_SET TASK:_
Determine the number of lines containing the word "name", and state that figure alone.

[start]

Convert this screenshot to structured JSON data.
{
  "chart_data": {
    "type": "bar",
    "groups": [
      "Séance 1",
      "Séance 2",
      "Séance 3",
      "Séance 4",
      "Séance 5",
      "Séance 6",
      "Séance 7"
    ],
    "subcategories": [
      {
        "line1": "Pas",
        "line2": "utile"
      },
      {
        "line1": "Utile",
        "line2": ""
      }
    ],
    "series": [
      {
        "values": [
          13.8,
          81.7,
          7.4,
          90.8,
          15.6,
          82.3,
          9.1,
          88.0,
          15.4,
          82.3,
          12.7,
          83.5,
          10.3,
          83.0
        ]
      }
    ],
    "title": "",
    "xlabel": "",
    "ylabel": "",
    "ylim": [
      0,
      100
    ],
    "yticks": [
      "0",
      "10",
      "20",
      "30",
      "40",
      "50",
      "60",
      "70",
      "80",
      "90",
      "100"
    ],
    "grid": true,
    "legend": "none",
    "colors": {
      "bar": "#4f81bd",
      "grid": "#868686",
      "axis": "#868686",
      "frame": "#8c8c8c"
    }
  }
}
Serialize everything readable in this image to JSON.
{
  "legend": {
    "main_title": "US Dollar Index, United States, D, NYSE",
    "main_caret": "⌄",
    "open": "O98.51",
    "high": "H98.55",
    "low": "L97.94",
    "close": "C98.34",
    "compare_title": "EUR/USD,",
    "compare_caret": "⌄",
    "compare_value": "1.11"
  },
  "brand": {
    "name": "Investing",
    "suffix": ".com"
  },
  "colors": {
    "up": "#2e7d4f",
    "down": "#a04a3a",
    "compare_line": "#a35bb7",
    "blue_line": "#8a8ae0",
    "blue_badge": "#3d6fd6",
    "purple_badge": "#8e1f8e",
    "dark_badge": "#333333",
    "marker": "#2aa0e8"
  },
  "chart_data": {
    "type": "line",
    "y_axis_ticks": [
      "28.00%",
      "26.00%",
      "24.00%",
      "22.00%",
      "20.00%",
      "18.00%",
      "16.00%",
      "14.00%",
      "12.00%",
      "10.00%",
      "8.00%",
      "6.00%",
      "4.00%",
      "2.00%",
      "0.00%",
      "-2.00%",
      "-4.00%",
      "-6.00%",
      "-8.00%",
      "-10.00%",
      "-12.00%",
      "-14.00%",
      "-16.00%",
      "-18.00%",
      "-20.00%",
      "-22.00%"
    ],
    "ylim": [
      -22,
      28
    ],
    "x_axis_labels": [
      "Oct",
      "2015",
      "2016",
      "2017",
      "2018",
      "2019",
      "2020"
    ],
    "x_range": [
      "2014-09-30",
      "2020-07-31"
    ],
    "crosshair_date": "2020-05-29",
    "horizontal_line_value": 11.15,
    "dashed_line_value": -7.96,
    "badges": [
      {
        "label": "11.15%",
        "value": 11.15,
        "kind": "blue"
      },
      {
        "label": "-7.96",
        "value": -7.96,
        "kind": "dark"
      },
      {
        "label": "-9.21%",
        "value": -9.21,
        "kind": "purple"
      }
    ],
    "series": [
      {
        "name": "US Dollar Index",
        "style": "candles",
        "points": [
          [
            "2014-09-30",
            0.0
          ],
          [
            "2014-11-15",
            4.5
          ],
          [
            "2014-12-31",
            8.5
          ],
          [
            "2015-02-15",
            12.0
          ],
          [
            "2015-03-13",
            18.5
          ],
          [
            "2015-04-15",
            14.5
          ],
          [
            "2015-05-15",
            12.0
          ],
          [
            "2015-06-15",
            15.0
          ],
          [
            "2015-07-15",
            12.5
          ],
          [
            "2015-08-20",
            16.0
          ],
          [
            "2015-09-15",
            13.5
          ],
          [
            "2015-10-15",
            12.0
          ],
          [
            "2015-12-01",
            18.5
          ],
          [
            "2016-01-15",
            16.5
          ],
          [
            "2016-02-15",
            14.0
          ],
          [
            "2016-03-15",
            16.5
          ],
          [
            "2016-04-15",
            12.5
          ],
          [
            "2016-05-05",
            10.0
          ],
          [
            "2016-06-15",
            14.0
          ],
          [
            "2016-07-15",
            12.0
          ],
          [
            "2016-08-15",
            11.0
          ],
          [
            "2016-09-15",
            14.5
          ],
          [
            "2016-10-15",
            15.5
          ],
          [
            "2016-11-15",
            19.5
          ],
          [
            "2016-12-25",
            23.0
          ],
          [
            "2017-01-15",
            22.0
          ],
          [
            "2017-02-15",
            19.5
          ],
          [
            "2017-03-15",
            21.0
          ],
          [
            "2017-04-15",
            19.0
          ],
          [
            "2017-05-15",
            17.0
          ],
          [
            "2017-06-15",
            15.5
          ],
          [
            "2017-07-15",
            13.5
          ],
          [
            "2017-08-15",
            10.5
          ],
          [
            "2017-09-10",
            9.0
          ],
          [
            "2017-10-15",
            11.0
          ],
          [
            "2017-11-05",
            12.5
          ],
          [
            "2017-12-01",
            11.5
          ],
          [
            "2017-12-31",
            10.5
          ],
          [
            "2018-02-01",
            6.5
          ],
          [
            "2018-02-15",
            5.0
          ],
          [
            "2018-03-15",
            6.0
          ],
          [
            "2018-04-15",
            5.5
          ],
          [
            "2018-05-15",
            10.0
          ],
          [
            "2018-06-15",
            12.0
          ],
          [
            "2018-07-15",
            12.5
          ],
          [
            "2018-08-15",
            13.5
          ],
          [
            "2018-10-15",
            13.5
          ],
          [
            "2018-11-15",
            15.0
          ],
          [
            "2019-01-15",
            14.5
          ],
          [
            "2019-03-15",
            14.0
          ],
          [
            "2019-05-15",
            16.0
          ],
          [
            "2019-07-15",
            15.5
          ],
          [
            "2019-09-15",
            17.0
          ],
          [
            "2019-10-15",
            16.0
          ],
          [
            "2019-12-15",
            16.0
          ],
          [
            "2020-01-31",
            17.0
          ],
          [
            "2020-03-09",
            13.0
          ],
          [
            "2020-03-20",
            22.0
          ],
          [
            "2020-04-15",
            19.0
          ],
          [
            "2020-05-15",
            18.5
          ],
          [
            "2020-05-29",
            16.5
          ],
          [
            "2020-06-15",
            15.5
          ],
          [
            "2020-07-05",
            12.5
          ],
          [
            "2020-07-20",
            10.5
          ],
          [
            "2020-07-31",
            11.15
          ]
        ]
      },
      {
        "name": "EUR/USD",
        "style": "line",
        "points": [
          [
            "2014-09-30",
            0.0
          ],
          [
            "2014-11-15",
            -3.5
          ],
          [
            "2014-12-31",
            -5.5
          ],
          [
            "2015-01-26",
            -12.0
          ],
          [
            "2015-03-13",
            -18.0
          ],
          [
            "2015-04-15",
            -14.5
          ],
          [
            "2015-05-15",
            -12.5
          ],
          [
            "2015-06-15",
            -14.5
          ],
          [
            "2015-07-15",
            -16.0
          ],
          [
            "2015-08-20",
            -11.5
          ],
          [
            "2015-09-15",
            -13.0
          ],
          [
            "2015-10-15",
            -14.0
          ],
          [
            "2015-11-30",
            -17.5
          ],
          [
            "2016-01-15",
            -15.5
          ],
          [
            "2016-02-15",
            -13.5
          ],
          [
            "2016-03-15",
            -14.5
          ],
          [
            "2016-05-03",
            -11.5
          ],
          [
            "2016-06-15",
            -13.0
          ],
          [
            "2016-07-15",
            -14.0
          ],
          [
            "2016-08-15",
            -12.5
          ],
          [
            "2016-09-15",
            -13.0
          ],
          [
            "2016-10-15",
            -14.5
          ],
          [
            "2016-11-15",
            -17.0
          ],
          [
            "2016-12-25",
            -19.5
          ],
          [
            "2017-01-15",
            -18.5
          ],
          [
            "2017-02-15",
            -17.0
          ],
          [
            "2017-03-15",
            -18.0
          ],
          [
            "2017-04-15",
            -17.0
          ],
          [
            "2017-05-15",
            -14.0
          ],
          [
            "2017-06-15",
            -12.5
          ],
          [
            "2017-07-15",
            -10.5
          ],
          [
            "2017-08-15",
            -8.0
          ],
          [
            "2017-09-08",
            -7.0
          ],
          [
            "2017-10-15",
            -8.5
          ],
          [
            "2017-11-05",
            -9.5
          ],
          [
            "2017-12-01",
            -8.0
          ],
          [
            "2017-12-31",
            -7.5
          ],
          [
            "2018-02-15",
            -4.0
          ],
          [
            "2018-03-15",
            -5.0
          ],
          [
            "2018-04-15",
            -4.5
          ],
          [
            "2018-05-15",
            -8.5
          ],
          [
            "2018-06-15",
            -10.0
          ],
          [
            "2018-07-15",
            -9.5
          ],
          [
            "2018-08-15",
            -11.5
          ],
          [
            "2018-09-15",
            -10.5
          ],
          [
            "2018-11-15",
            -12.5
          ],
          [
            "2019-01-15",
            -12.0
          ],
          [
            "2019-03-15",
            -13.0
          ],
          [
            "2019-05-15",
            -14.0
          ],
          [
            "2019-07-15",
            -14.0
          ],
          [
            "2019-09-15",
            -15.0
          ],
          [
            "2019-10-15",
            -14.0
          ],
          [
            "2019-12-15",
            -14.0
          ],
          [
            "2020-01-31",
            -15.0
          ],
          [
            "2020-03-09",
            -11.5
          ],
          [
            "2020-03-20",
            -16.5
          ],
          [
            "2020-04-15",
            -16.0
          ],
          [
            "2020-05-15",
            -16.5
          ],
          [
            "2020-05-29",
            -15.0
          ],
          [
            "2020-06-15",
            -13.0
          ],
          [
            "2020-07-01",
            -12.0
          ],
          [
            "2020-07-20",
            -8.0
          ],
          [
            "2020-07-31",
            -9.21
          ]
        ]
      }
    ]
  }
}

[end]

_TASK RESPONSE:_
3